→ **What to do**:
Gather up every line that includes the string "icon".

→ **Supplied data**:
- - -
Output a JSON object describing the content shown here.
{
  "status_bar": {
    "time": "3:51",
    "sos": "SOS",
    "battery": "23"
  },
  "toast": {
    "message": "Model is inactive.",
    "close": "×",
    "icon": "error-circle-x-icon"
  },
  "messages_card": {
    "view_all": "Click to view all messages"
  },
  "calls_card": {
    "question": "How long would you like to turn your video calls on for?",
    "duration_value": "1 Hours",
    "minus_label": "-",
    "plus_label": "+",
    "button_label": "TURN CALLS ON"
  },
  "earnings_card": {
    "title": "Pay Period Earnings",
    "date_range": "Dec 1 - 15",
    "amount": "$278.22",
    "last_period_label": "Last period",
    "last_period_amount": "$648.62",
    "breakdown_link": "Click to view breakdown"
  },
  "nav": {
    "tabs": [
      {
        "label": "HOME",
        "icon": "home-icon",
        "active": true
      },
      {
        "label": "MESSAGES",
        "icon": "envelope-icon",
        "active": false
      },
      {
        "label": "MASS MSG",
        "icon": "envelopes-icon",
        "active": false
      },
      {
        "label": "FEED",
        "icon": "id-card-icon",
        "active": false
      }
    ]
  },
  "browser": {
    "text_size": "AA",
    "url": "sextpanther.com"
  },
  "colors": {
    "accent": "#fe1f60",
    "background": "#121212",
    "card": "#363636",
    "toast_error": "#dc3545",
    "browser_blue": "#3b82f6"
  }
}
- - -
→ **Expected answer**:
    "icon": "error-circle-x-icon"
        "icon": "home-icon",
        "icon": "envelope-icon",
        "icon": "envelopes-icon",
        "icon": "id-card-icon",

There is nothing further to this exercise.